** START **
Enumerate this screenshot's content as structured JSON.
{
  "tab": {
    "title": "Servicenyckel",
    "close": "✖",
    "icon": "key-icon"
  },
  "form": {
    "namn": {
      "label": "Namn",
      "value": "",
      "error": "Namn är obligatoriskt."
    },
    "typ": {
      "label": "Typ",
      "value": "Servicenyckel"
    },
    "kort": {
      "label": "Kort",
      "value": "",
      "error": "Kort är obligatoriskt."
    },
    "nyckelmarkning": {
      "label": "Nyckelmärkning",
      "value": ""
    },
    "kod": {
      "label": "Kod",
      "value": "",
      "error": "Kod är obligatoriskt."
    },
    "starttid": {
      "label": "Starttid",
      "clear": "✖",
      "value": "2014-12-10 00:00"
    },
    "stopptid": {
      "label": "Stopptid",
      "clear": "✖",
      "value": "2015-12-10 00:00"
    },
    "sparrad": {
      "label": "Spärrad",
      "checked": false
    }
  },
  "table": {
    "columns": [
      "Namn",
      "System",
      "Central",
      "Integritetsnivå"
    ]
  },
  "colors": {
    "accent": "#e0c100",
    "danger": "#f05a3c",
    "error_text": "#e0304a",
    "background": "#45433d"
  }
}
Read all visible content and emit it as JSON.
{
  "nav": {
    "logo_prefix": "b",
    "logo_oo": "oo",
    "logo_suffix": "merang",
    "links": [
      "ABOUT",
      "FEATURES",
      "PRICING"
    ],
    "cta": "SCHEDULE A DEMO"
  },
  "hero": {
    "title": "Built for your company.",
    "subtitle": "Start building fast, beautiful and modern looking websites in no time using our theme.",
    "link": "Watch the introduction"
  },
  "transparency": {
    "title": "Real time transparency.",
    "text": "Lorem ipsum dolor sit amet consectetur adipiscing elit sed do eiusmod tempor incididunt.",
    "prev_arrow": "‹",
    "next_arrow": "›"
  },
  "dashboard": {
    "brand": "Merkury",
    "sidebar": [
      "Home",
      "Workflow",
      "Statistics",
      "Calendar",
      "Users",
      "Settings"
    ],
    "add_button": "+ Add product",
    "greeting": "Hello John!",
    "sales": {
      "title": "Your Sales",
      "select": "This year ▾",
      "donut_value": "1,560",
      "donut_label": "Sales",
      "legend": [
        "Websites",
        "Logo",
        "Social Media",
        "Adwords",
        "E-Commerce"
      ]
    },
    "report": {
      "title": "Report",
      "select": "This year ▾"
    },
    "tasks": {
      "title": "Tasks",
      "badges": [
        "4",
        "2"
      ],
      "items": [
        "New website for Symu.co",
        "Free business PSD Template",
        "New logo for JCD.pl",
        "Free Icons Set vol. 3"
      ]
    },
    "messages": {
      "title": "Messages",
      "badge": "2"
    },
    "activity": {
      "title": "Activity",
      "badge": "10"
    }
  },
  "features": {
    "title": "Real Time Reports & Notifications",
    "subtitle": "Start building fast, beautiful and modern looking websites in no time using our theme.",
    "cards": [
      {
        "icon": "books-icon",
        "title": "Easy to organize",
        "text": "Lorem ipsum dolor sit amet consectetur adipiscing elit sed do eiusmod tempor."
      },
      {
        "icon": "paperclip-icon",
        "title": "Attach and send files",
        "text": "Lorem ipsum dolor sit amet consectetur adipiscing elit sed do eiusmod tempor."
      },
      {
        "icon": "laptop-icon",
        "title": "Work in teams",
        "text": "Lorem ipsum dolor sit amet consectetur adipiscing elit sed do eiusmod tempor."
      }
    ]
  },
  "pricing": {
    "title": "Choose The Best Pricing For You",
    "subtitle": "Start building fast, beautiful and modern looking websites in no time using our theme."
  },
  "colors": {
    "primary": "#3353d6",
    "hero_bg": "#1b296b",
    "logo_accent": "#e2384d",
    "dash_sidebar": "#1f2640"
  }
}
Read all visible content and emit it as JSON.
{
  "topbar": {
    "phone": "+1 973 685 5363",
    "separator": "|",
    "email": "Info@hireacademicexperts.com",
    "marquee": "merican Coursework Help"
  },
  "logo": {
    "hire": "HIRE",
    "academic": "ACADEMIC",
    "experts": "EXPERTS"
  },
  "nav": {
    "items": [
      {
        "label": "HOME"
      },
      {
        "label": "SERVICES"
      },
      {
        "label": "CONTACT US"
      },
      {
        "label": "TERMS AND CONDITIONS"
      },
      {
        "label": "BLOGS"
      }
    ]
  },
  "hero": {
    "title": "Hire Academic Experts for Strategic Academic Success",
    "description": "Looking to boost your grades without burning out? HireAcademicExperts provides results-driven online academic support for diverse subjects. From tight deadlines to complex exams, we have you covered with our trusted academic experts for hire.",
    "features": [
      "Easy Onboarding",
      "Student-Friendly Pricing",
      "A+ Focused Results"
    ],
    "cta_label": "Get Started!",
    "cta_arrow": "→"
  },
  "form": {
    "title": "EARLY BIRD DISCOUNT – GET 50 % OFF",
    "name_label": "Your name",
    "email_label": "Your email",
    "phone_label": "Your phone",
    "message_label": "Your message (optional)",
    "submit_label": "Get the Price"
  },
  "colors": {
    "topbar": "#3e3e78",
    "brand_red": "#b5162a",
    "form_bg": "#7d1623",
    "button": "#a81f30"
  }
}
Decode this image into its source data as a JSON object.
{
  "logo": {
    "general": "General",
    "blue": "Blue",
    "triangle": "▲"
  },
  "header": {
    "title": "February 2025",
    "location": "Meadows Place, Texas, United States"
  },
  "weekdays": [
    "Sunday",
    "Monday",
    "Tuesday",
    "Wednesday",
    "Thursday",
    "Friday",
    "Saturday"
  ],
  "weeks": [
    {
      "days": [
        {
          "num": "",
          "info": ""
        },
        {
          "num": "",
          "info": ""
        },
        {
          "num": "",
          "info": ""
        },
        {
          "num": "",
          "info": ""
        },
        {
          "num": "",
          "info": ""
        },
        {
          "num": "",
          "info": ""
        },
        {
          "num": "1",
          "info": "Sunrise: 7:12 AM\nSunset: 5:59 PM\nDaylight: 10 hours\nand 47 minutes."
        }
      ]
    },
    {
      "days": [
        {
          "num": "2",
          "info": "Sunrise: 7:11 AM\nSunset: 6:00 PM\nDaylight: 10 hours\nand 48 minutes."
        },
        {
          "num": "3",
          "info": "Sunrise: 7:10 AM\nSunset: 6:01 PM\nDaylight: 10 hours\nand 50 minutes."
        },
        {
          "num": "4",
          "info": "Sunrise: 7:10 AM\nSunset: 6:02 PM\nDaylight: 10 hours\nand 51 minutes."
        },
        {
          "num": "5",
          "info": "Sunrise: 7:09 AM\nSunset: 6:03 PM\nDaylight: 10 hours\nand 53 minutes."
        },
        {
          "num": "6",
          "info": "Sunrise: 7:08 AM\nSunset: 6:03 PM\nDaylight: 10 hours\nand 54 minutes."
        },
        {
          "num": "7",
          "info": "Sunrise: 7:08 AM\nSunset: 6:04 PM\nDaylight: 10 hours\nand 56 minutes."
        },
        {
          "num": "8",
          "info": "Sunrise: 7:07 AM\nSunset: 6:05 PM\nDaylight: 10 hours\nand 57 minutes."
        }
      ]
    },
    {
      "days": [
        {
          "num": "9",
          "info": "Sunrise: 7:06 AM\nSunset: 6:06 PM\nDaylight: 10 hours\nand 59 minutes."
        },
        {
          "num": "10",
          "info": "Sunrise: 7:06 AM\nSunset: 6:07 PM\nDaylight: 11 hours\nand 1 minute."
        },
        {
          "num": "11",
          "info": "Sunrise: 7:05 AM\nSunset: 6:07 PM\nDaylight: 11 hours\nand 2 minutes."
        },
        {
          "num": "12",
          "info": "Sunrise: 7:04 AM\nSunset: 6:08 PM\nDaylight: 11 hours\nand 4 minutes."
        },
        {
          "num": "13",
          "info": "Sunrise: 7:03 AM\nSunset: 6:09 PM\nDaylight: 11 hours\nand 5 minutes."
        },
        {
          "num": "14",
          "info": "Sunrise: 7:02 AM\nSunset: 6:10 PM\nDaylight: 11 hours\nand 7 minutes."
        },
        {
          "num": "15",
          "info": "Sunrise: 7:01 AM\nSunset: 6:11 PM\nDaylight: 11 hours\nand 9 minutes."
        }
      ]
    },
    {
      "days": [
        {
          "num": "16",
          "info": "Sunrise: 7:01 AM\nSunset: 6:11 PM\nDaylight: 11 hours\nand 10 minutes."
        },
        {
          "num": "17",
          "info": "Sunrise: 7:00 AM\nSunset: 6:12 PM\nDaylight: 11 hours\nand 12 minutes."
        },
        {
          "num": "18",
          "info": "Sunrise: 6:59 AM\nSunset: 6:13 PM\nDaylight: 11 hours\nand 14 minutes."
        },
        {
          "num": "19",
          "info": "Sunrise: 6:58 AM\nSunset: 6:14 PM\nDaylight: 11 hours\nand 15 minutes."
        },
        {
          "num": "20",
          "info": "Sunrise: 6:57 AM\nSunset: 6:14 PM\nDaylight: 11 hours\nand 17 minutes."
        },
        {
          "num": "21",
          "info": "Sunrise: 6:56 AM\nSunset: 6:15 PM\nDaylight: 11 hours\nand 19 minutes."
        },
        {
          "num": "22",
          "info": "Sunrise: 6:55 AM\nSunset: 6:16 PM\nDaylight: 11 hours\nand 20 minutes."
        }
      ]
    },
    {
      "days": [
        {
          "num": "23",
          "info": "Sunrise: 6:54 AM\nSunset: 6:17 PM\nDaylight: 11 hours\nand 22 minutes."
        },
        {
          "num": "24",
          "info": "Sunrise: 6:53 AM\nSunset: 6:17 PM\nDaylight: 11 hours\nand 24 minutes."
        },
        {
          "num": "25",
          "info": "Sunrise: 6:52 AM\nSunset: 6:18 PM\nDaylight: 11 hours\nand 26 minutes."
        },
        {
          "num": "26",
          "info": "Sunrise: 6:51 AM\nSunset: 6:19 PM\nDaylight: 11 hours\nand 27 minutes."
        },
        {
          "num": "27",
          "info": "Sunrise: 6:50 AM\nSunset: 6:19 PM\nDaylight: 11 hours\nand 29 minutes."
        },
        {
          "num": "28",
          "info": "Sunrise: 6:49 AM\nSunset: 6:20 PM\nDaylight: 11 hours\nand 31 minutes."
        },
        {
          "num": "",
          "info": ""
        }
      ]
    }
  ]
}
** END **
#### EXERCISE OBJECTIVE
Return every line containing "Easy".

#### TASK OUTPUT
        "title": "Easy to organize",
      "Easy Onboarding",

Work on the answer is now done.